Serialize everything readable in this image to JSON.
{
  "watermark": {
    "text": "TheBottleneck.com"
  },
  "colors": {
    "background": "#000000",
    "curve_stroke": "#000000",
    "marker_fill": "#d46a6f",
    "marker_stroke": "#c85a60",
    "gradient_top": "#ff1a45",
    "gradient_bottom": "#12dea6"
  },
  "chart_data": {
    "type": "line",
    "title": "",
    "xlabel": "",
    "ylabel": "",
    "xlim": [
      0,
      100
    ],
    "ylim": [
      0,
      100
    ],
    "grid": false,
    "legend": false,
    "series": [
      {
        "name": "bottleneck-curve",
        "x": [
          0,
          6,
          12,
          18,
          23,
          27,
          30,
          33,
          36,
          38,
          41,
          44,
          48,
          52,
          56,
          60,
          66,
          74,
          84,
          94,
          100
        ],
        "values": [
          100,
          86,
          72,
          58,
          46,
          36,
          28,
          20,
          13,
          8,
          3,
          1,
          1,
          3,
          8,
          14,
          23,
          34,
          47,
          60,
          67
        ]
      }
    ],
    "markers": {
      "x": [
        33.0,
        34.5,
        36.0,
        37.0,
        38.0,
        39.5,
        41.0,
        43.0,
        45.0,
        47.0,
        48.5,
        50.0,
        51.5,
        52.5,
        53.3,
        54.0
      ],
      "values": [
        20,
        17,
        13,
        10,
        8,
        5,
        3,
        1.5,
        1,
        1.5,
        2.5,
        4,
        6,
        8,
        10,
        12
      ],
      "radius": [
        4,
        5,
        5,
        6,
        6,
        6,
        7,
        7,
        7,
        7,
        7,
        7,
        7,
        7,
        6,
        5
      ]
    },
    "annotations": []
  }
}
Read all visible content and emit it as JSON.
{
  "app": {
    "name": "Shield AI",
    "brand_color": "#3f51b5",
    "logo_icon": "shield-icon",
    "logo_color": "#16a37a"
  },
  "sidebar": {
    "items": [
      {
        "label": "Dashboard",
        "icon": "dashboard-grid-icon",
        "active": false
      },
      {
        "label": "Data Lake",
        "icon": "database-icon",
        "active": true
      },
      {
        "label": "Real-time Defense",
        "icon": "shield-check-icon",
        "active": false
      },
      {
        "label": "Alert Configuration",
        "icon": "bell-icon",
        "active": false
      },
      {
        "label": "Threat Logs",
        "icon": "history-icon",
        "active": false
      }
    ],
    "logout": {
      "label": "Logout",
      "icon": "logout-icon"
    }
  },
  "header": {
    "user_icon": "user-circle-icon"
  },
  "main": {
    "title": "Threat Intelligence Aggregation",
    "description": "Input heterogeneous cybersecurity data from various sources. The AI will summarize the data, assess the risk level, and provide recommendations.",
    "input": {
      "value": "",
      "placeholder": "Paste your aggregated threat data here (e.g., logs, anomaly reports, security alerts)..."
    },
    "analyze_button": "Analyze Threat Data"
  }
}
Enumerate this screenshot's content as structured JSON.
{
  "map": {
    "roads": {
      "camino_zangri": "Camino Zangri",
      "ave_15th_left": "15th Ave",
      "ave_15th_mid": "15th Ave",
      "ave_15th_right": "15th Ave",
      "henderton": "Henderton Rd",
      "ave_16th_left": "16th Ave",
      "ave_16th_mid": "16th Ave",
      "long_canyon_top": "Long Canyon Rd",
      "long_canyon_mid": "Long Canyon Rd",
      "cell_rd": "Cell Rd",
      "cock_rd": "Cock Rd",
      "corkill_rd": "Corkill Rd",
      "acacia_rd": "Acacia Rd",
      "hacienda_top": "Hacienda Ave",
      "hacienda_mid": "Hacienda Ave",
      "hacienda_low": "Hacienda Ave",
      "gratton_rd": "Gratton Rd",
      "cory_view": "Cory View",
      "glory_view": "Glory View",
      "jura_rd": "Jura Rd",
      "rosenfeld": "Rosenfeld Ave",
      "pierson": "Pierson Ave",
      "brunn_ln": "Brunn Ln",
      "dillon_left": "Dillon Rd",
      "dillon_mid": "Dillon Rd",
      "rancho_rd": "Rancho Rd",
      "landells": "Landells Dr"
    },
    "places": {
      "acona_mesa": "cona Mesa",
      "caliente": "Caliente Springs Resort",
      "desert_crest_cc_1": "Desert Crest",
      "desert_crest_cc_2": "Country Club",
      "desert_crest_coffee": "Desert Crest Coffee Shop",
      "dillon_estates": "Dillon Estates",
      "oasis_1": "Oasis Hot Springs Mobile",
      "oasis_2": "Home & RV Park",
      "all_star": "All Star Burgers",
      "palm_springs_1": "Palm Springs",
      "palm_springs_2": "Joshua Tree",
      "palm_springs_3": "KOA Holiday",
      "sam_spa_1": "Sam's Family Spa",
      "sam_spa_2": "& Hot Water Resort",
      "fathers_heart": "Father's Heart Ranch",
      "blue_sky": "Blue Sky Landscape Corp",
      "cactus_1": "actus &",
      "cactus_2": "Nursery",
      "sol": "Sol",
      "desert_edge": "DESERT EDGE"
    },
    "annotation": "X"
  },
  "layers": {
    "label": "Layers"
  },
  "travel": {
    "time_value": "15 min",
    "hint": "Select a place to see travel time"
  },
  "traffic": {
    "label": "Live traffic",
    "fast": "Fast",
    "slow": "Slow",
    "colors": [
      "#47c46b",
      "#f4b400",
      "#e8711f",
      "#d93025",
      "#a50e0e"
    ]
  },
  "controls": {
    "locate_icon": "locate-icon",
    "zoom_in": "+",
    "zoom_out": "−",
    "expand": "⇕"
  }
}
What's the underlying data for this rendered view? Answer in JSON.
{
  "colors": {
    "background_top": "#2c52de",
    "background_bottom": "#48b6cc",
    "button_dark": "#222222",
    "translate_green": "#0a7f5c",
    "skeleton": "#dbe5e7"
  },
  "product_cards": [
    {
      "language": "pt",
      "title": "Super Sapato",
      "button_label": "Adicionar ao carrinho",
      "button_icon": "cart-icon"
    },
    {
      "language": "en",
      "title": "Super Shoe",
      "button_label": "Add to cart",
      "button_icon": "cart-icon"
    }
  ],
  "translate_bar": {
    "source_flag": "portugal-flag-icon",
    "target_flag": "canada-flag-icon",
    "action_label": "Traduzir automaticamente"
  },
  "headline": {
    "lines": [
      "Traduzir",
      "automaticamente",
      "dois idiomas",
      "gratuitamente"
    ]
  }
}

YOUR TASK -> Copy out every line in the listing where the word "Dillon" appears.

CORRECT ANSWER ->
      "dillon_left": "Dillon Rd",
      "dillon_mid": "Dillon Rd",
      "dillon_estates": "Dillon Estates",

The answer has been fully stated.